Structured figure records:
— begin —
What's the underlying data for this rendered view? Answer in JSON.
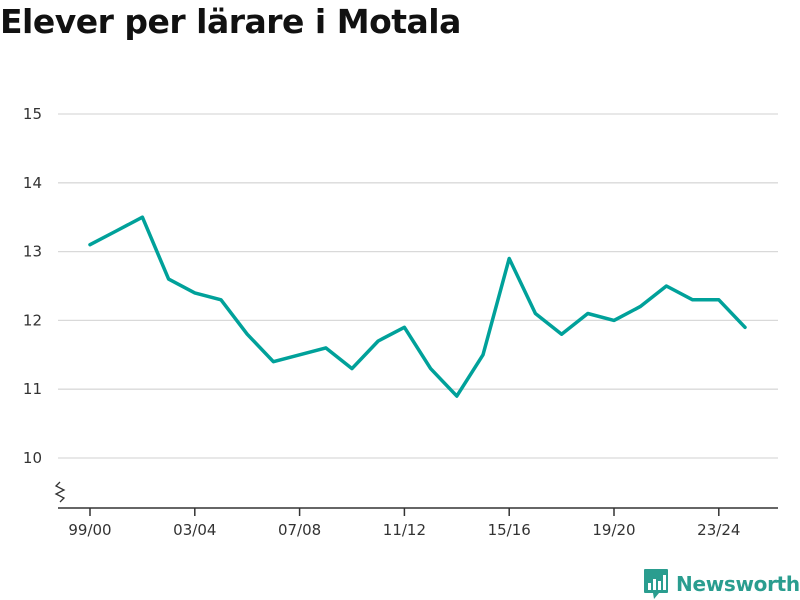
{
  "chart_data": {
    "type": "line",
    "title": "Elever per lärare i Motala",
    "xlabel": "",
    "ylabel": "",
    "categories": [
      "99/00",
      "00/01",
      "01/02",
      "02/03",
      "03/04",
      "04/05",
      "05/06",
      "06/07",
      "07/08",
      "08/09",
      "09/10",
      "10/11",
      "11/12",
      "12/13",
      "13/14",
      "14/15",
      "15/16",
      "16/17",
      "17/18",
      "18/19",
      "19/20",
      "20/21",
      "21/22",
      "22/23",
      "23/24",
      "24/25"
    ],
    "tick_labels": [
      "99/00",
      "03/04",
      "07/08",
      "11/12",
      "15/16",
      "19/20",
      "23/24"
    ],
    "yticks": [
      10,
      11,
      12,
      13,
      14,
      15
    ],
    "ylim": [
      9.3,
      15
    ],
    "y_axis_break": true,
    "grid": true,
    "series": [
      {
        "values": [
          13.1,
          13.3,
          13.5,
          12.6,
          12.4,
          12.3,
          11.8,
          11.4,
          11.5,
          11.6,
          11.3,
          11.7,
          11.9,
          11.3,
          10.9,
          11.5,
          12.9,
          12.1,
          11.8,
          12.1,
          12.0,
          12.2,
          12.5,
          12.3,
          12.3,
          11.9
        ]
      }
    ]
  },
  "colors": {
    "line": "#00a19a",
    "grid": "#d9d9d9",
    "axis": "#333333",
    "brand": "#2a9d8f"
  },
  "brand": {
    "name": "Newsworthy",
    "icon": "newsworthy-chart-icon"
  }
}
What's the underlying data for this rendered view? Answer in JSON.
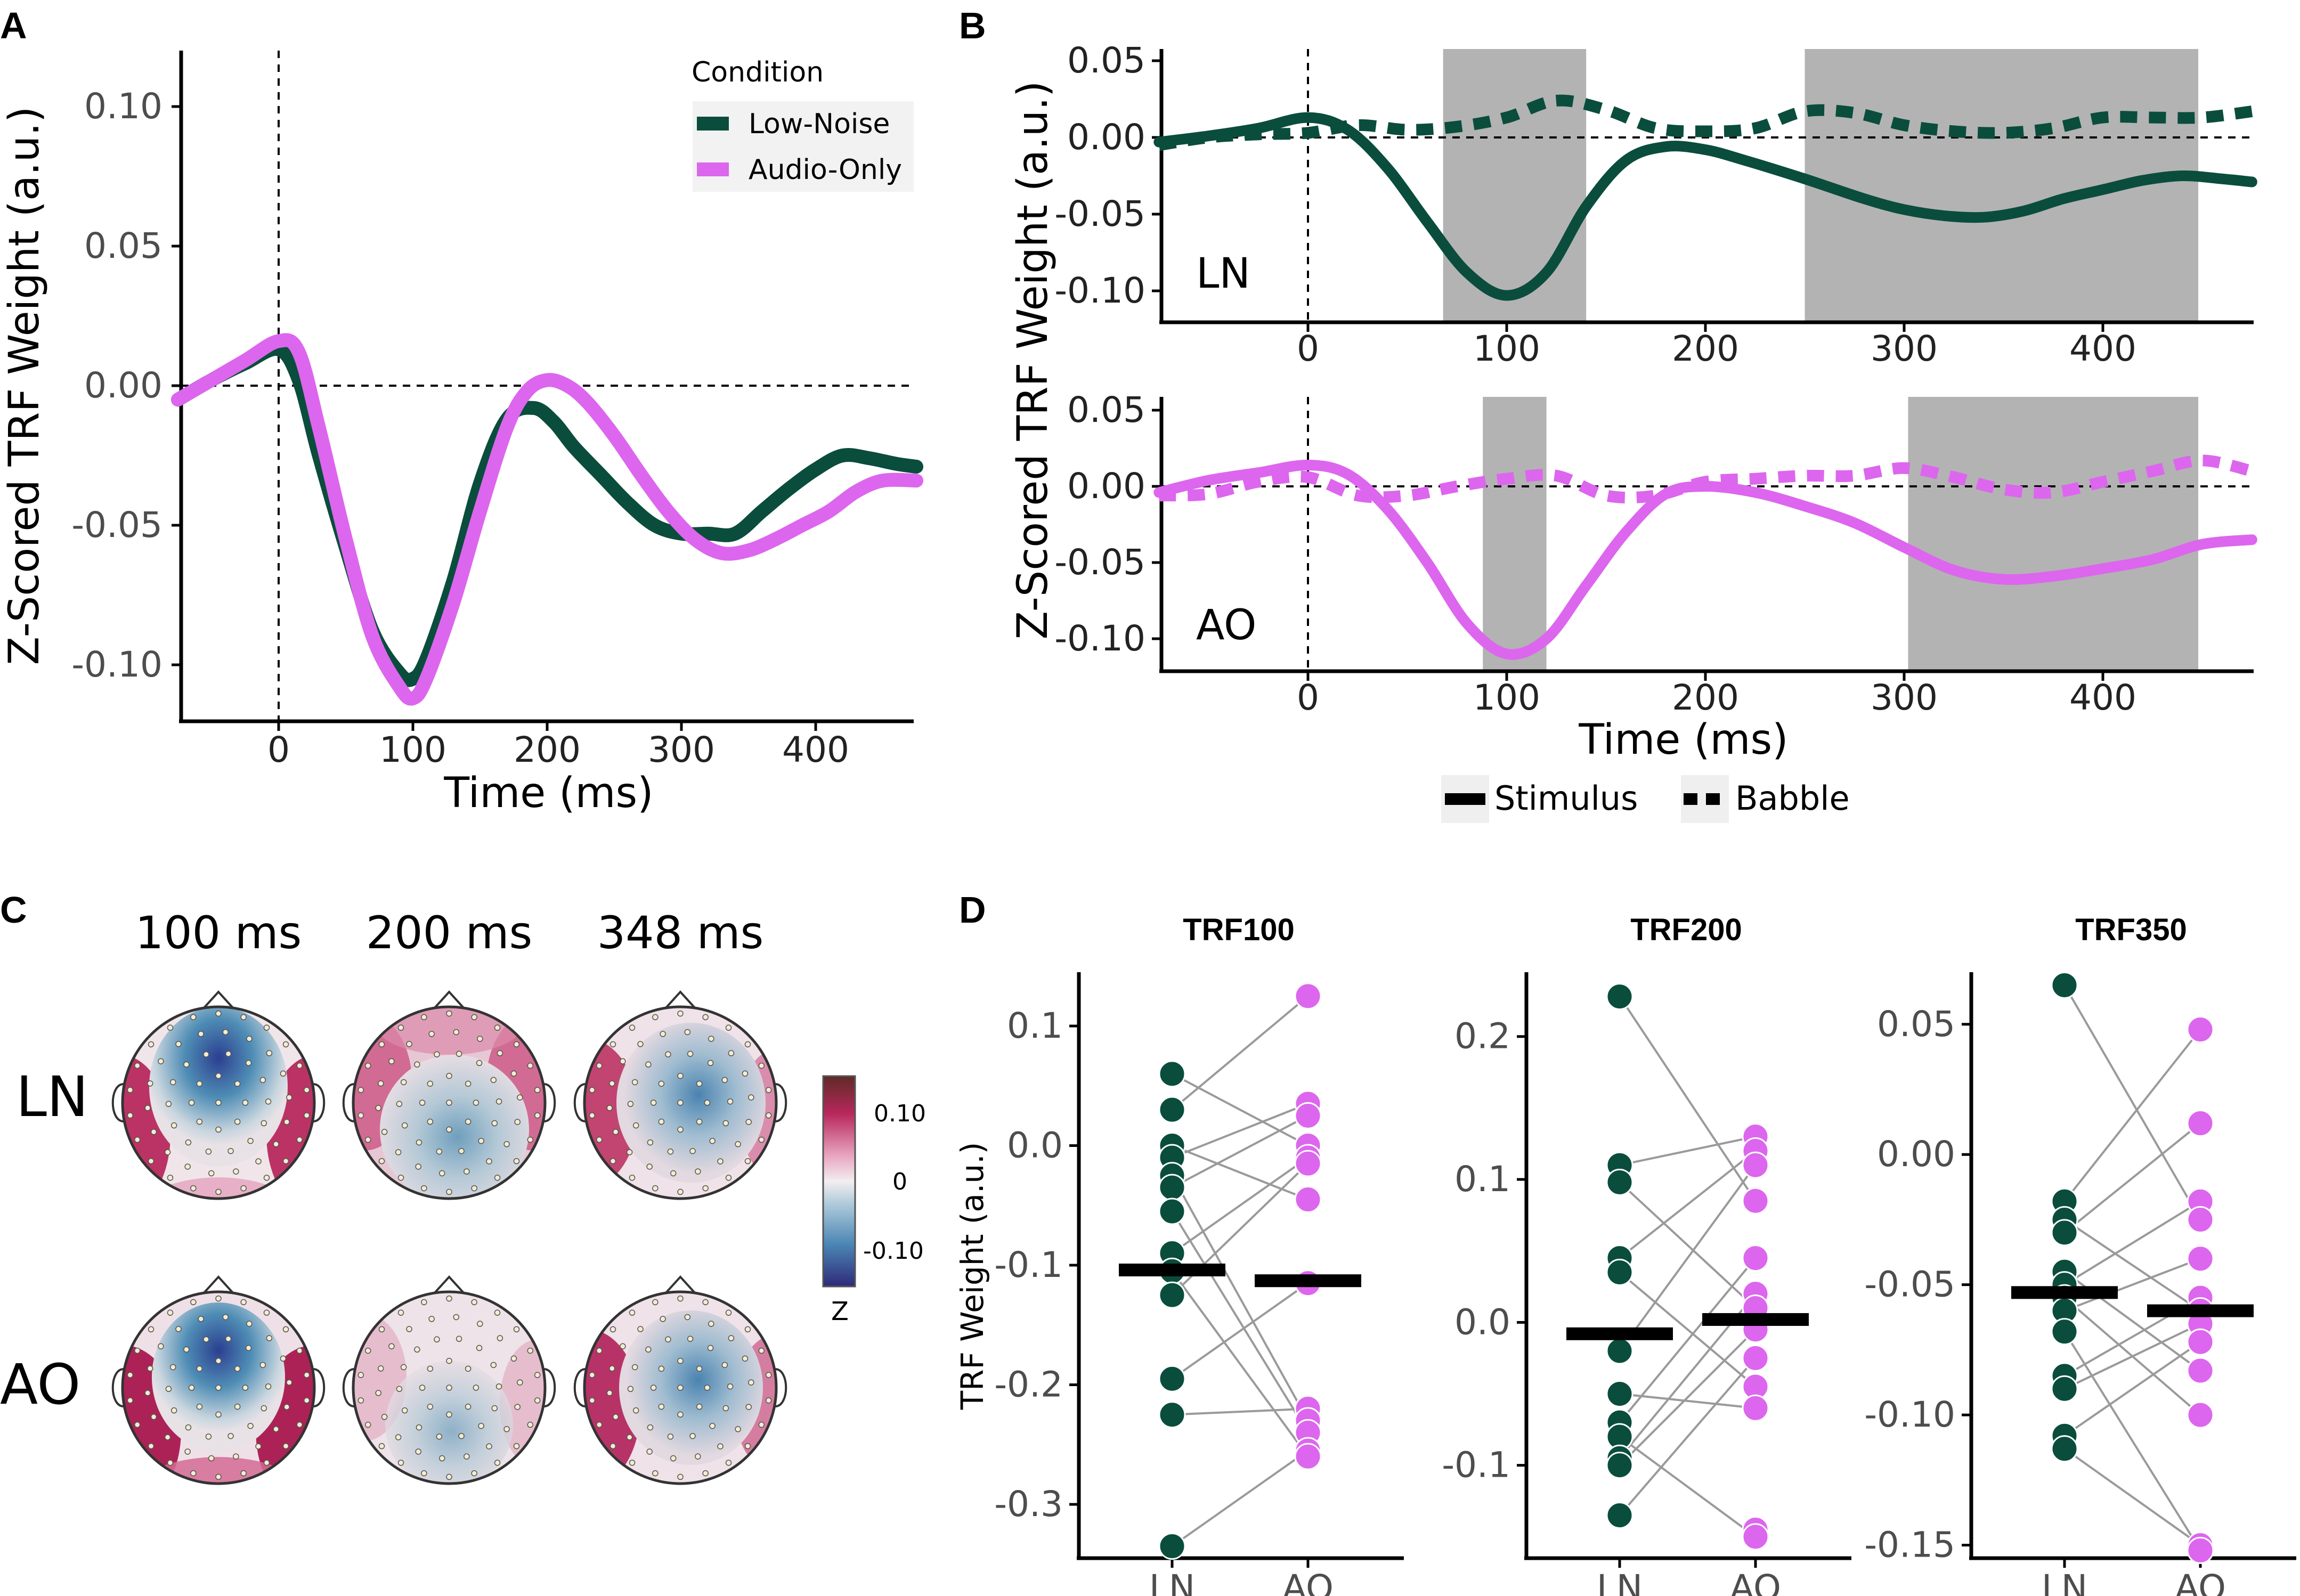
{
  "colors": {
    "low_noise": "#0a4d3c",
    "audio_only": "#dd66ee",
    "shade": "#b3b3b3"
  },
  "panel_labels": {
    "a": "A",
    "b": "B",
    "c": "C",
    "d": "D"
  },
  "chart_data": [
    {
      "id": "A",
      "type": "line",
      "xlabel": "Time (ms)",
      "ylabel": "Z-Scored TRF Weight (a.u.)",
      "xlim": [
        -75,
        475
      ],
      "ylim": [
        -0.12,
        0.12
      ],
      "xticks": [
        "0",
        "100",
        "200",
        "300",
        "400"
      ],
      "yticks": [
        "0.10",
        "0.05",
        "0.00",
        "-0.05",
        "-0.10"
      ],
      "legend_title": "Condition",
      "legend": [
        "Low-Noise",
        "Audio-Only"
      ],
      "legend_position": "top-right",
      "series": [
        {
          "name": "Low-Noise",
          "x": [
            -75,
            -50,
            -25,
            0,
            15,
            30,
            50,
            70,
            90,
            100,
            110,
            130,
            150,
            170,
            190,
            205,
            220,
            240,
            260,
            280,
            300,
            320,
            340,
            360,
            380,
            400,
            420,
            440,
            460,
            475
          ],
          "y": [
            -0.005,
            0.002,
            0.008,
            0.013,
            0.002,
            -0.025,
            -0.058,
            -0.088,
            -0.103,
            -0.105,
            -0.098,
            -0.07,
            -0.035,
            -0.012,
            -0.008,
            -0.013,
            -0.022,
            -0.032,
            -0.042,
            -0.05,
            -0.053,
            -0.053,
            -0.053,
            -0.045,
            -0.037,
            -0.03,
            -0.025,
            -0.026,
            -0.028,
            -0.029
          ]
        },
        {
          "name": "Audio-Only",
          "x": [
            -75,
            -50,
            -25,
            0,
            15,
            30,
            50,
            70,
            90,
            100,
            110,
            130,
            150,
            170,
            185,
            200,
            215,
            230,
            250,
            270,
            290,
            310,
            330,
            350,
            370,
            390,
            410,
            430,
            450,
            475
          ],
          "y": [
            -0.005,
            0.002,
            0.009,
            0.016,
            0.012,
            -0.015,
            -0.055,
            -0.09,
            -0.108,
            -0.112,
            -0.105,
            -0.078,
            -0.045,
            -0.015,
            -0.002,
            0.002,
            0.0,
            -0.006,
            -0.018,
            -0.032,
            -0.045,
            -0.055,
            -0.06,
            -0.059,
            -0.055,
            -0.05,
            -0.045,
            -0.038,
            -0.034,
            -0.034
          ]
        }
      ]
    },
    {
      "id": "B",
      "type": "line",
      "xlabel": "Time (ms)",
      "ylabel": "Z-Scored TRF Weight (a.u.)",
      "xlim": [
        -75,
        475
      ],
      "ylim": [
        -0.11,
        0.055
      ],
      "xticks": [
        "0",
        "100",
        "200",
        "300",
        "400"
      ],
      "yticks": [
        "0.05",
        "0.00",
        "-0.05",
        "-0.10"
      ],
      "legend": [
        "Stimulus",
        "Babble"
      ],
      "legend_position": "bottom",
      "subplots": [
        {
          "label": "LN",
          "shaded_windows": [
            [
              68,
              140
            ],
            [
              250,
              448
            ]
          ],
          "series": [
            {
              "name": "Stimulus",
              "x": [
                -75,
                -50,
                -25,
                0,
                20,
                40,
                60,
                80,
                100,
                120,
                140,
                160,
                180,
                200,
                220,
                250,
                280,
                300,
                320,
                340,
                360,
                380,
                400,
                420,
                440,
                460,
                475
              ],
              "y": [
                -0.003,
                0.001,
                0.006,
                0.013,
                0.005,
                -0.02,
                -0.055,
                -0.088,
                -0.103,
                -0.088,
                -0.045,
                -0.015,
                -0.006,
                -0.008,
                -0.015,
                -0.027,
                -0.04,
                -0.047,
                -0.051,
                -0.052,
                -0.048,
                -0.04,
                -0.034,
                -0.028,
                -0.025,
                -0.027,
                -0.029
              ]
            },
            {
              "name": "Babble",
              "x": [
                -75,
                -50,
                -25,
                0,
                25,
                50,
                75,
                100,
                125,
                150,
                175,
                200,
                225,
                250,
                275,
                300,
                325,
                350,
                375,
                400,
                425,
                450,
                475
              ],
              "y": [
                -0.005,
                0.0,
                0.002,
                0.003,
                0.008,
                0.005,
                0.007,
                0.013,
                0.024,
                0.018,
                0.006,
                0.004,
                0.006,
                0.017,
                0.016,
                0.008,
                0.004,
                0.003,
                0.006,
                0.013,
                0.013,
                0.013,
                0.017
              ]
            }
          ]
        },
        {
          "label": "AO",
          "shaded_windows": [
            [
              88,
              120
            ],
            [
              302,
              448
            ]
          ],
          "series": [
            {
              "name": "Stimulus",
              "x": [
                -75,
                -50,
                -25,
                0,
                20,
                40,
                60,
                80,
                100,
                120,
                140,
                160,
                180,
                200,
                225,
                250,
                275,
                300,
                325,
                350,
                375,
                400,
                425,
                450,
                475
              ],
              "y": [
                -0.004,
                0.004,
                0.009,
                0.014,
                0.008,
                -0.015,
                -0.05,
                -0.09,
                -0.11,
                -0.1,
                -0.065,
                -0.03,
                -0.005,
                0.0,
                -0.004,
                -0.013,
                -0.024,
                -0.04,
                -0.055,
                -0.061,
                -0.059,
                -0.054,
                -0.048,
                -0.038,
                -0.035
              ]
            },
            {
              "name": "Babble",
              "x": [
                -75,
                -50,
                -25,
                0,
                25,
                50,
                75,
                100,
                125,
                150,
                175,
                200,
                225,
                250,
                275,
                300,
                325,
                350,
                375,
                400,
                425,
                450,
                475
              ],
              "y": [
                -0.006,
                -0.005,
                0.003,
                0.006,
                -0.006,
                -0.006,
                0.0,
                0.005,
                0.007,
                -0.006,
                -0.006,
                0.003,
                0.005,
                0.007,
                0.007,
                0.012,
                0.006,
                -0.002,
                -0.004,
                0.003,
                0.01,
                0.017,
                0.01
              ]
            }
          ]
        }
      ]
    },
    {
      "id": "C",
      "type": "heatmap",
      "column_labels": [
        "100 ms",
        "200 ms",
        "348 ms"
      ],
      "row_labels": [
        "LN",
        "AO"
      ],
      "colorbar": {
        "ticks": [
          "0.10",
          "0",
          "-0.10"
        ],
        "title": "Z"
      }
    },
    {
      "id": "D",
      "type": "scatter",
      "ylabel": "TRF Weight (a.u.)",
      "categories": [
        "LN",
        "AO"
      ],
      "subplots": [
        {
          "title": "TRF100",
          "ylim": [
            -0.345,
            0.145
          ],
          "yticks": [
            "0.1",
            "0.0",
            "-0.1",
            "-0.2",
            "-0.3"
          ],
          "LN": [
            0.06,
            0.03,
            0.0,
            -0.01,
            -0.025,
            -0.035,
            -0.055,
            -0.09,
            -0.105,
            -0.125,
            -0.195,
            -0.225,
            -0.335
          ],
          "AO": [
            0.125,
            0.035,
            0.025,
            0.0,
            -0.01,
            -0.015,
            -0.045,
            -0.115,
            -0.22,
            -0.23,
            -0.24,
            -0.255,
            -0.26
          ],
          "mean": {
            "LN": -0.104,
            "AO": -0.113
          }
        },
        {
          "title": "TRF200",
          "ylim": [
            -0.165,
            0.245
          ],
          "yticks": [
            "0.2",
            "0.1",
            "0.0",
            "-0.1"
          ],
          "LN": [
            0.228,
            0.11,
            0.098,
            0.045,
            0.035,
            -0.02,
            -0.05,
            -0.07,
            -0.08,
            -0.095,
            -0.1,
            -0.135
          ],
          "AO": [
            0.13,
            0.12,
            0.11,
            0.085,
            0.045,
            0.02,
            0.01,
            -0.005,
            -0.025,
            -0.045,
            -0.06,
            -0.145,
            -0.15
          ],
          "mean": {
            "LN": -0.008,
            "AO": 0.002
          }
        },
        {
          "title": "TRF350",
          "ylim": [
            -0.155,
            0.07
          ],
          "yticks": [
            "0.05",
            "0.00",
            "-0.05",
            "-0.10",
            "-0.15"
          ],
          "LN": [
            0.065,
            -0.018,
            -0.025,
            -0.03,
            -0.045,
            -0.05,
            -0.055,
            -0.06,
            -0.068,
            -0.085,
            -0.09,
            -0.108,
            -0.113
          ],
          "AO": [
            0.048,
            0.012,
            -0.018,
            -0.025,
            -0.04,
            -0.055,
            -0.06,
            -0.065,
            -0.072,
            -0.083,
            -0.1,
            -0.15,
            -0.152
          ],
          "mean": {
            "LN": -0.053,
            "AO": -0.06
          }
        }
      ]
    }
  ]
}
— end —
-- REQUIREMENTS --
Copy each line above containing the string "type".

-- RESULT OF THIS TASK --
    "type": "line",
      "type": "line",
      "type": "line",
      "type": "heatmap",
      "type": "scatter",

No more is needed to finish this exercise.